» **To do**: Print each line of the listing once more, precisely as given.

--------------------------------------------------

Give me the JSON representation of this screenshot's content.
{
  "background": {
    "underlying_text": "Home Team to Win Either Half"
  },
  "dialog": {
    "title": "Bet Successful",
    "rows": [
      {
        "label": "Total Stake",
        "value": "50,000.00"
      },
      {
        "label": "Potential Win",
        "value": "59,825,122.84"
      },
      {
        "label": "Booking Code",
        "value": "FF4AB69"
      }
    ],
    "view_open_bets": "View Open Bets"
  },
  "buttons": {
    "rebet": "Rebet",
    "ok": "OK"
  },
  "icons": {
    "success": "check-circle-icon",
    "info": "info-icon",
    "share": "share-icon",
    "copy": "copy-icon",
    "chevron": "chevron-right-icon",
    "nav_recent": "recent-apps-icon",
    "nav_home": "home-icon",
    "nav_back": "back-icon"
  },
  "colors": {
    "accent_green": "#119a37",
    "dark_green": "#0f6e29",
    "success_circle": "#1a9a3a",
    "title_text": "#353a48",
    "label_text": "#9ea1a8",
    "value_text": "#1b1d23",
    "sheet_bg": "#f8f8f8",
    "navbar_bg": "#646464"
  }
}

--------------------------------------------------

» **Correct output**:
Give me the JSON representation of this screenshot's content.
{
  "background": {
    "underlying_text": "Home Team to Win Either Half"
  },
  "dialog": {
    "title": "Bet Successful",
    "rows": [
      {
        "label": "Total Stake",
        "value": "50,000.00"
      },
      {
        "label": "Potential Win",
        "value": "59,825,122.84"
      },
      {
        "label": "Booking Code",
        "value": "FF4AB69"
      }
    ],
    "view_open_bets": "View Open Bets"
  },
  "buttons": {
    "rebet": "Rebet",
    "ok": "OK"
  },
  "icons": {
    "success": "check-circle-icon",
    "info": "info-icon",
    "share": "share-icon",
    "copy": "copy-icon",
    "chevron": "chevron-right-icon",
    "nav_recent": "recent-apps-icon",
    "nav_home": "home-icon",
    "nav_back": "back-icon"
  },
  "colors": {
    "accent_green": "#119a37",
    "dark_green": "#0f6e29",
    "success_circle": "#1a9a3a",
    "title_text": "#353a48",
    "label_text": "#9ea1a8",
    "value_text": "#1b1d23",
    "sheet_bg": "#f8f8f8",
    "navbar_bg": "#646464"
  }
}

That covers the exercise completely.